:: Material provided ::

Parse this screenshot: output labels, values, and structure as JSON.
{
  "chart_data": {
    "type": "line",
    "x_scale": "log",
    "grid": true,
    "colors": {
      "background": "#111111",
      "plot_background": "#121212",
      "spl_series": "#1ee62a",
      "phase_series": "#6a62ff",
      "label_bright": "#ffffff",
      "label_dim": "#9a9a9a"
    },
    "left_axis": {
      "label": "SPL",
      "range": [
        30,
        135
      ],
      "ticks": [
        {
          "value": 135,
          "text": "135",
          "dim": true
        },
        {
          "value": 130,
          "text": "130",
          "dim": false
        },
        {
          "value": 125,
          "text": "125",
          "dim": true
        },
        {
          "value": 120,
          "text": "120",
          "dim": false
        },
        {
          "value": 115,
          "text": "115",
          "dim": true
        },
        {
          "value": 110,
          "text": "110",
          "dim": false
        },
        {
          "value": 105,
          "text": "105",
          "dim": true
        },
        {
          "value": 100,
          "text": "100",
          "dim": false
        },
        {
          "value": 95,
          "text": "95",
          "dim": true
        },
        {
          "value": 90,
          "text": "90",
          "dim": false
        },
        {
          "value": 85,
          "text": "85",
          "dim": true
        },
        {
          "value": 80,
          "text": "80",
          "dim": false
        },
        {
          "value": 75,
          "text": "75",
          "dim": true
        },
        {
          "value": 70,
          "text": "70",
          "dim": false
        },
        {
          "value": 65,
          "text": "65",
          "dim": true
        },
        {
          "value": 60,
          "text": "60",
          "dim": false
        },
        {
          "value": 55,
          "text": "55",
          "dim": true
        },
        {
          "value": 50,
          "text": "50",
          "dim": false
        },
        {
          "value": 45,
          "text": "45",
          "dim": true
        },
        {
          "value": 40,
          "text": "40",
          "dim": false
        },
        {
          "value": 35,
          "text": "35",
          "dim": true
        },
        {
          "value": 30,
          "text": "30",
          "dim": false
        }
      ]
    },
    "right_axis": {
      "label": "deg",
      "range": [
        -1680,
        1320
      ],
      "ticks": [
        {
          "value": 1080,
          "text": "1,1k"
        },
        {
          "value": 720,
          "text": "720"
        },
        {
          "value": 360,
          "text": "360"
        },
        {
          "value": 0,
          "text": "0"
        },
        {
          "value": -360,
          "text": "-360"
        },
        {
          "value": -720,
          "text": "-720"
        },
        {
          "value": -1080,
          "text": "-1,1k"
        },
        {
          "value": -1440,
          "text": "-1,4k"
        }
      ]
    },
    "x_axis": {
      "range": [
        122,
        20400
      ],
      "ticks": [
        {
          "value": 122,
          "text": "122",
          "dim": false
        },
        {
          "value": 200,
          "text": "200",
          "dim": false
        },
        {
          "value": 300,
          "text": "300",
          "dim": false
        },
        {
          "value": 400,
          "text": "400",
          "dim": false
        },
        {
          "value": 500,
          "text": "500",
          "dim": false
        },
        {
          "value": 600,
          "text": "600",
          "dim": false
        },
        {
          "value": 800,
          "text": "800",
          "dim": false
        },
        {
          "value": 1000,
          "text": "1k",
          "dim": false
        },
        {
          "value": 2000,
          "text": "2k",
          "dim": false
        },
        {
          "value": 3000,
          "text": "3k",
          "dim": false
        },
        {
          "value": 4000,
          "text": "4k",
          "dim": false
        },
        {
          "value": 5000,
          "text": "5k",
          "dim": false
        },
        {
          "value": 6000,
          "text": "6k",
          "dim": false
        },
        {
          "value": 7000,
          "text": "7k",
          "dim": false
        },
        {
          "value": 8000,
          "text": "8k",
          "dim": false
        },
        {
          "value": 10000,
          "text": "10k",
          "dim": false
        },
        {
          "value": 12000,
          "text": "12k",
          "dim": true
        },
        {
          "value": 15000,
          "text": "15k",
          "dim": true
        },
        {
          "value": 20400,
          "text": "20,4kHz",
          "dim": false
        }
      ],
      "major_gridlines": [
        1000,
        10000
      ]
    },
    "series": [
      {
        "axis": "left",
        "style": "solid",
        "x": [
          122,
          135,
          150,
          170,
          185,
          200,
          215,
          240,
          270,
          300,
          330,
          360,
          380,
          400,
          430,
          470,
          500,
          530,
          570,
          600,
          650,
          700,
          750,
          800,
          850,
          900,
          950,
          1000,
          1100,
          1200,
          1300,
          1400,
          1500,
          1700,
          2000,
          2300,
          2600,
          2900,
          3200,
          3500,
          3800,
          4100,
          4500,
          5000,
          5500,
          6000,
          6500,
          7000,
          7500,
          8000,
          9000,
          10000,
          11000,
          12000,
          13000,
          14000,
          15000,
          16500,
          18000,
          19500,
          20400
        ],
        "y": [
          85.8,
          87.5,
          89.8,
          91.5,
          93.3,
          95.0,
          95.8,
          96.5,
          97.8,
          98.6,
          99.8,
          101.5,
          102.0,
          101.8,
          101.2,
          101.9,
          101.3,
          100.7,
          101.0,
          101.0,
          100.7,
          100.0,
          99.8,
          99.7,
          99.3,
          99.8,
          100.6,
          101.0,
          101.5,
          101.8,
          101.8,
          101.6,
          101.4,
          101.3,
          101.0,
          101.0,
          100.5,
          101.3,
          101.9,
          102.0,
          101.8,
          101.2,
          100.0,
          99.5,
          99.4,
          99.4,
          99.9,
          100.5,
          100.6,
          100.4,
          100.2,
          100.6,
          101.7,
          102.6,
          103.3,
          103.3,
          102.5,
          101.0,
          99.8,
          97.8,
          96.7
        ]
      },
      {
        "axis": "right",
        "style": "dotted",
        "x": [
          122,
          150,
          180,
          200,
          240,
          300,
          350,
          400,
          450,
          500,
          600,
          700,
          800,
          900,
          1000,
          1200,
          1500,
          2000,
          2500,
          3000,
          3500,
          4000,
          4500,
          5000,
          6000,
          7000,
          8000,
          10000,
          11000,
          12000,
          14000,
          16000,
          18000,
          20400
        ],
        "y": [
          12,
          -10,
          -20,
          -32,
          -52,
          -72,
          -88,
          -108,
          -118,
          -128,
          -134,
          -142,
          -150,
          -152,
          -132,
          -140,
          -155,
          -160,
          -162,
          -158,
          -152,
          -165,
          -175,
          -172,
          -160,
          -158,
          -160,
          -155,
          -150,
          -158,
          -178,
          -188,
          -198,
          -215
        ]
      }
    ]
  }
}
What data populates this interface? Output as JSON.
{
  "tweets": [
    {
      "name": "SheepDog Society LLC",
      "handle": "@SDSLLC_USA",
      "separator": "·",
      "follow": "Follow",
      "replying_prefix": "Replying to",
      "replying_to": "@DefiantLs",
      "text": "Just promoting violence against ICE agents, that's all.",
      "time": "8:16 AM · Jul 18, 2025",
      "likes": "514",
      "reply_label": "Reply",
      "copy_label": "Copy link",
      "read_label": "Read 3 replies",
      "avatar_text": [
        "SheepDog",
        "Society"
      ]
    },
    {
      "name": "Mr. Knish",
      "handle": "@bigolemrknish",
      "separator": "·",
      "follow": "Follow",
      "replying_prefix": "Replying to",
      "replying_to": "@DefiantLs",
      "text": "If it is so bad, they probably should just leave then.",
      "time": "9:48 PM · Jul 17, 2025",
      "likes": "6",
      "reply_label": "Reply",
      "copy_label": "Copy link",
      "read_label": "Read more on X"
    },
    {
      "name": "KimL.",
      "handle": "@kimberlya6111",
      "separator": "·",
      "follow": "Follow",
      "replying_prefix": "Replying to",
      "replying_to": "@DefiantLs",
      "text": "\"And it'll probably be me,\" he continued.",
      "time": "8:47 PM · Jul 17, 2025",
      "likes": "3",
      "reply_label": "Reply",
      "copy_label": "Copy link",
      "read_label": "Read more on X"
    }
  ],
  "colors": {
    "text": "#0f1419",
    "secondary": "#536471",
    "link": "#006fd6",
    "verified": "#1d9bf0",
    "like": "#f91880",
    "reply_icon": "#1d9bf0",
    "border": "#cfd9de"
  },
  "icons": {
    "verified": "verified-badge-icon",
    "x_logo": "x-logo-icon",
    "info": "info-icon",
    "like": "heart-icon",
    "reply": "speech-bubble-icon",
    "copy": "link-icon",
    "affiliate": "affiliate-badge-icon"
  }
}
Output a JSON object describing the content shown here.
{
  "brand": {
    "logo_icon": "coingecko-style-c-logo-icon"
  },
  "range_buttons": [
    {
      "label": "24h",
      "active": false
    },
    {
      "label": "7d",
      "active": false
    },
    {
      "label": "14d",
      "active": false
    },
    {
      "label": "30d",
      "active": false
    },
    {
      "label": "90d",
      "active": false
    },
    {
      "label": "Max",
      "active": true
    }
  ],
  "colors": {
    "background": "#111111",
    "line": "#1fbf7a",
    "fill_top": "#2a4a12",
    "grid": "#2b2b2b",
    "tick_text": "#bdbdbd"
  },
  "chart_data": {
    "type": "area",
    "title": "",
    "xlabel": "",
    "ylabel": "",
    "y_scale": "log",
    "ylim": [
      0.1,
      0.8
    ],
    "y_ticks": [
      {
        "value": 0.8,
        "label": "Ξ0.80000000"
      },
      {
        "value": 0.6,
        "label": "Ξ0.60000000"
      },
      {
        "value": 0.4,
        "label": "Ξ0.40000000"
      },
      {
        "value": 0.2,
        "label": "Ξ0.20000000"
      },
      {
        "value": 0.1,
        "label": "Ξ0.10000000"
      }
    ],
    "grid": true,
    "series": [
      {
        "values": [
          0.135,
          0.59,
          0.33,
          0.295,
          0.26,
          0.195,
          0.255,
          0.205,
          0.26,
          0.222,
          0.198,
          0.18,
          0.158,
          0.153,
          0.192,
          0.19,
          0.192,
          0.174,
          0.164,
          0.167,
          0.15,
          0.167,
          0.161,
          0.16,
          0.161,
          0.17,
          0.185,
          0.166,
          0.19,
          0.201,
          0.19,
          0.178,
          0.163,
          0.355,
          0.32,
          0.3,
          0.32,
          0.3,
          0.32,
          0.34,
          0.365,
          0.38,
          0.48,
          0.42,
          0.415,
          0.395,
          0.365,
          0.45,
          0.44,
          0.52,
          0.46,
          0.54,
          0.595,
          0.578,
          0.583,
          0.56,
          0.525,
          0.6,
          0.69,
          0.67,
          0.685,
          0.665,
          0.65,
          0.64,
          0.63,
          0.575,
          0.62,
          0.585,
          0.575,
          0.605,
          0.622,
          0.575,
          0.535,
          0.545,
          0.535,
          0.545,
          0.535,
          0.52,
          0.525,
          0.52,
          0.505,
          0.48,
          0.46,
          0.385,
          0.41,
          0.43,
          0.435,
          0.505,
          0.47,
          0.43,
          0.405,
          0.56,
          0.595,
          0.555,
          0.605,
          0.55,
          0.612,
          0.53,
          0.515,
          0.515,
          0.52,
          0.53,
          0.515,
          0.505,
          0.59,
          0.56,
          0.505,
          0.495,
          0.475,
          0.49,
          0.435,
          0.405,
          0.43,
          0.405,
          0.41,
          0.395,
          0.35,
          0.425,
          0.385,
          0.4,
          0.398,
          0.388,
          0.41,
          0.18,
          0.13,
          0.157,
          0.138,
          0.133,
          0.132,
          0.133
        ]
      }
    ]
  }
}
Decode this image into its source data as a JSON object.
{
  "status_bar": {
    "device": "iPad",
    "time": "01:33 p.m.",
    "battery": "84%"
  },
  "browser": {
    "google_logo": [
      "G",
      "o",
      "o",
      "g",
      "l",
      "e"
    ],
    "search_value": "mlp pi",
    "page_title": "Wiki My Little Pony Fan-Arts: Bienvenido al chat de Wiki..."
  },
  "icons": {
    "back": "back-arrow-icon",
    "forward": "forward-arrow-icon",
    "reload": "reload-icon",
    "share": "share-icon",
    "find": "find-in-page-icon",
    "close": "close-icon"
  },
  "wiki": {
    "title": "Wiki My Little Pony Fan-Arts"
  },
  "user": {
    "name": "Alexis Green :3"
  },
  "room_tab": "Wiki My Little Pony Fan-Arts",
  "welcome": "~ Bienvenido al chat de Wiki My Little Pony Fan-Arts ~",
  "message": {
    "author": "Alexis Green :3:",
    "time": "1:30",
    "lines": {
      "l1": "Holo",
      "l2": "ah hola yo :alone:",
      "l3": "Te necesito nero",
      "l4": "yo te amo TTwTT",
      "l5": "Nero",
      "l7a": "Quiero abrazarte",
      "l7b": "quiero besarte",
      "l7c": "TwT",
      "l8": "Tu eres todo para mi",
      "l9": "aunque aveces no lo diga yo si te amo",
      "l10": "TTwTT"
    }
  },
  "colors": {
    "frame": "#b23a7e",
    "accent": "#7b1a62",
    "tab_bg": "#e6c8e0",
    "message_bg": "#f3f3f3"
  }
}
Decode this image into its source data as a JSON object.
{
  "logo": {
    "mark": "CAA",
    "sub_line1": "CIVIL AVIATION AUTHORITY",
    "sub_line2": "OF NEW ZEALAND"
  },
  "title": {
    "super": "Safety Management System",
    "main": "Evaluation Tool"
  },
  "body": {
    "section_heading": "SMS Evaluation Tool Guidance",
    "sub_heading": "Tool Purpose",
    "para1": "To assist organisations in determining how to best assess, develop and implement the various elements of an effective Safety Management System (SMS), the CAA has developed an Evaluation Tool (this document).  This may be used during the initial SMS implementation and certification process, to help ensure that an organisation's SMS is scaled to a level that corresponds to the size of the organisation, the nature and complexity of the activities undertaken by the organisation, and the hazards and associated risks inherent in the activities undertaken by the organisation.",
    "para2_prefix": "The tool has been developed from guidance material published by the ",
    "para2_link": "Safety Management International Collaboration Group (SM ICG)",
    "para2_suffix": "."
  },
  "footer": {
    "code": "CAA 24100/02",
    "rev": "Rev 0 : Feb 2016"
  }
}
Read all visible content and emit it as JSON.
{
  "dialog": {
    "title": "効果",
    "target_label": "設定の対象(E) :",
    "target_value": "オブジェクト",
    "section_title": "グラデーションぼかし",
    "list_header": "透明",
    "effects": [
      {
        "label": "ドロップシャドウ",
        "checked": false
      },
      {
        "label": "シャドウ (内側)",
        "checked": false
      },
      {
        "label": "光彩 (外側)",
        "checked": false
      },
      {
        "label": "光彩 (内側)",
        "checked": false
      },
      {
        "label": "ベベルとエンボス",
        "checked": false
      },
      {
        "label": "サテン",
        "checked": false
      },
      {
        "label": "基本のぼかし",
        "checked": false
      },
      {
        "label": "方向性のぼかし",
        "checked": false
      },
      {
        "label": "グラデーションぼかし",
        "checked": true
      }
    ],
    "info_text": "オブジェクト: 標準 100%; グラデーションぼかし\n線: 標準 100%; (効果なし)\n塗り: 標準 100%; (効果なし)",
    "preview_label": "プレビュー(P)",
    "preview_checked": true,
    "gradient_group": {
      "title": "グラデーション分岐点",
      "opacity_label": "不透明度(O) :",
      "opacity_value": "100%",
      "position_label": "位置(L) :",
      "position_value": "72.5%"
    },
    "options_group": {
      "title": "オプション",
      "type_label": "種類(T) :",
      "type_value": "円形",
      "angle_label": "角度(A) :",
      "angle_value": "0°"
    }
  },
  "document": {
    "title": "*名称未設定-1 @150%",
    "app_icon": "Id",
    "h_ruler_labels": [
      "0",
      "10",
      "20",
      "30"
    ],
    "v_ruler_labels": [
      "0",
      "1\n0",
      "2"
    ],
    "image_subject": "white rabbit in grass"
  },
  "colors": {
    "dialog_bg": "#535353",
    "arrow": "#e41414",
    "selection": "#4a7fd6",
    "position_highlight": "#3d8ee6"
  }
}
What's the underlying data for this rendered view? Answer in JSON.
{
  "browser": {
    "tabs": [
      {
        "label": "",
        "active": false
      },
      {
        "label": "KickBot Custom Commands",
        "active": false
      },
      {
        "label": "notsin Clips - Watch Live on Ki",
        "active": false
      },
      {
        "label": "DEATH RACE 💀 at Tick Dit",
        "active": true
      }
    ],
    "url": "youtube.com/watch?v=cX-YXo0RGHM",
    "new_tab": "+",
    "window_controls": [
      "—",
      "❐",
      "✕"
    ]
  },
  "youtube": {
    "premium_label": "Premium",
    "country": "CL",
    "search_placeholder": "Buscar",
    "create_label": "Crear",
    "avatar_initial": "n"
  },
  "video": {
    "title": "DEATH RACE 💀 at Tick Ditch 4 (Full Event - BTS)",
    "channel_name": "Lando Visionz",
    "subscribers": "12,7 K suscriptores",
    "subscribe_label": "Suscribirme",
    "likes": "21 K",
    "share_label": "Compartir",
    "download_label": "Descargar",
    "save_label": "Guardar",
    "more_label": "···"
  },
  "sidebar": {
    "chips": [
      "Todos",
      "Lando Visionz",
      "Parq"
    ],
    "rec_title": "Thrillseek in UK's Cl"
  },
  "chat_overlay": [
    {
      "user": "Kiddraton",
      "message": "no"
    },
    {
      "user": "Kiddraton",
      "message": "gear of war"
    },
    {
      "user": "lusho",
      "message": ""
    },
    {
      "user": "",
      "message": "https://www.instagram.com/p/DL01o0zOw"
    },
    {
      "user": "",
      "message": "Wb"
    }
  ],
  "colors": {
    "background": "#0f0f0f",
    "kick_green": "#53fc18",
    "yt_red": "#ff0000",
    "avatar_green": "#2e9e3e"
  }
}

:::

## What is needed
Copy out the lines from the line containing "What's the underlying" to the end of the listing above, without alteration.

## The solution
What's the underlying data for this rendered view? Answer in JSON.
{
  "browser": {
    "tabs": [
      {
        "label": "",
        "active": false
      },
      {
        "label": "KickBot Custom Commands",
        "active": false
      },
      {
        "label": "notsin Clips - Watch Live on Ki",
        "active": false
      },
      {
        "label": "DEATH RACE 💀 at Tick Dit",
        "active": true
      }
    ],
    "url": "youtube.com/watch?v=cX-YXo0RGHM",
    "new_tab": "+",
    "window_controls": [
      "—",
      "❐",
      "✕"
    ]
  },
  "youtube": {
    "premium_label": "Premium",
    "country": "CL",
    "search_placeholder": "Buscar",
    "create_label": "Crear",
    "avatar_initial": "n"
  },
  "video": {
    "title": "DEATH RACE 💀 at Tick Ditch 4 (Full Event - BTS)",
    "channel_name": "Lando Visionz",
    "subscribers": "12,7 K suscriptores",
    "subscribe_label": "Suscribirme",
    "likes": "21 K",
    "share_label": "Compartir",
    "download_label": "Descargar",
    "save_label": "Guardar",
    "more_label": "···"
  },
  "sidebar": {
    "chips": [
      "Todos",
      "Lando Visionz",
      "Parq"
    ],
    "rec_title": "Thrillseek in UK's Cl"
  },
  "chat_overlay": [
    {
      "user": "Kiddraton",
      "message": "no"
    },
    {
      "user": "Kiddraton",
      "message": "gear of war"
    },
    {
      "user": "lusho",
      "message": ""
    },
    {
      "user": "",
      "message": "https://www.instagram.com/p/DL01o0zOw"
    },
    {
      "user": "",
      "message": "Wb"
    }
  ],
  "colors": {
    "background": "#0f0f0f",
    "kick_green": "#53fc18",
    "yt_red": "#ff0000",
    "avatar_green": "#2e9e3e"
  }
}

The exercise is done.